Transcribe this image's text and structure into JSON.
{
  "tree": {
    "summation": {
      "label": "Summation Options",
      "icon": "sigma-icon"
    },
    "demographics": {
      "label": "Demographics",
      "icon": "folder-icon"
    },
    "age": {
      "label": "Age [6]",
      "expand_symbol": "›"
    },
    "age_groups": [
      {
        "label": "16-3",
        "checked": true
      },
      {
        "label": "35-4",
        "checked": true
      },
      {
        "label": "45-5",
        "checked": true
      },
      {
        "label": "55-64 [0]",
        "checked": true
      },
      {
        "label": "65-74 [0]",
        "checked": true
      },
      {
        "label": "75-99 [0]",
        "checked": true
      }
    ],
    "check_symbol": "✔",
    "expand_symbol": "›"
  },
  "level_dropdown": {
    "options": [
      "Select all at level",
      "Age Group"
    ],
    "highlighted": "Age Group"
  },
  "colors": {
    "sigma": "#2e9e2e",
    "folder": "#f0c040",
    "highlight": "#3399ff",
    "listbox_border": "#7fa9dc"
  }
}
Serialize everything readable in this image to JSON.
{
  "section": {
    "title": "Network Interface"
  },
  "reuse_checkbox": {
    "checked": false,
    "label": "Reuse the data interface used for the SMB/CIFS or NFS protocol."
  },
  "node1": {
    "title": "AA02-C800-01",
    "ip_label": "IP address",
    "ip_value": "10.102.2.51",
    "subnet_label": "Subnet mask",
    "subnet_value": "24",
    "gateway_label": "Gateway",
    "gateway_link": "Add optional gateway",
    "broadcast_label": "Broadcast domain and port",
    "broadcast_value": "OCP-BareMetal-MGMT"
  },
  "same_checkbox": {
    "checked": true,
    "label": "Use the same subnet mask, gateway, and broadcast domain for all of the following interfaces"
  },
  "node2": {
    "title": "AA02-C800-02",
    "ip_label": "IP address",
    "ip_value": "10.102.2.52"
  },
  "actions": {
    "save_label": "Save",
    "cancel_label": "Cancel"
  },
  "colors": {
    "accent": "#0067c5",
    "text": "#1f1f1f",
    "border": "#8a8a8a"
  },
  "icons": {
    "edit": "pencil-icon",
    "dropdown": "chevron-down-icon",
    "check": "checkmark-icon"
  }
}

● ● ● ● ● ● ●

— Exercise instructions —
Print out every entry, keeping each one exact.

— Completed task —
Transcribe this image's text and structure into JSON.
{
  "tree": {
    "summation": {
      "label": "Summation Options",
      "icon": "sigma-icon"
    },
    "demographics": {
      "label": "Demographics",
      "icon": "folder-icon"
    },
    "age": {
      "label": "Age [6]",
      "expand_symbol": "›"
    },
    "age_groups": [
      {
        "label": "16-3",
        "checked": true
      },
      {
        "label": "35-4",
        "checked": true
      },
      {
        "label": "45-5",
        "checked": true
      },
      {
        "label": "55-64 [0]",
        "checked": true
      },
      {
        "label": "65-74 [0]",
        "checked": true
      },
      {
        "label": "75-99 [0]",
        "checked": true
      }
    ],
    "check_symbol": "✔",
    "expand_symbol": "›"
  },
  "level_dropdown": {
    "options": [
      "Select all at level",
      "Age Group"
    ],
    "highlighted": "Age Group"
  },
  "colors": {
    "sigma": "#2e9e2e",
    "folder": "#f0c040",
    "highlight": "#3399ff",
    "listbox_border": "#7fa9dc"
  }
}
Serialize everything readable in this image to JSON.
{
  "section": {
    "title": "Network Interface"
  },
  "reuse_checkbox": {
    "checked": false,
    "label": "Reuse the data interface used for the SMB/CIFS or NFS protocol."
  },
  "node1": {
    "title": "AA02-C800-01",
    "ip_label": "IP address",
    "ip_value": "10.102.2.51",
    "subnet_label": "Subnet mask",
    "subnet_value": "24",
    "gateway_label": "Gateway",
    "gateway_link": "Add optional gateway",
    "broadcast_label": "Broadcast domain and port",
    "broadcast_value": "OCP-BareMetal-MGMT"
  },
  "same_checkbox": {
    "checked": true,
    "label": "Use the same subnet mask, gateway, and broadcast domain for all of the following interfaces"
  },
  "node2": {
    "title": "AA02-C800-02",
    "ip_label": "IP address",
    "ip_value": "10.102.2.52"
  },
  "actions": {
    "save_label": "Save",
    "cancel_label": "Cancel"
  },
  "colors": {
    "accent": "#0067c5",
    "text": "#1f1f1f",
    "border": "#8a8a8a"
  },
  "icons": {
    "edit": "pencil-icon",
    "dropdown": "chevron-down-icon",
    "check": "checkmark-icon"
  }
}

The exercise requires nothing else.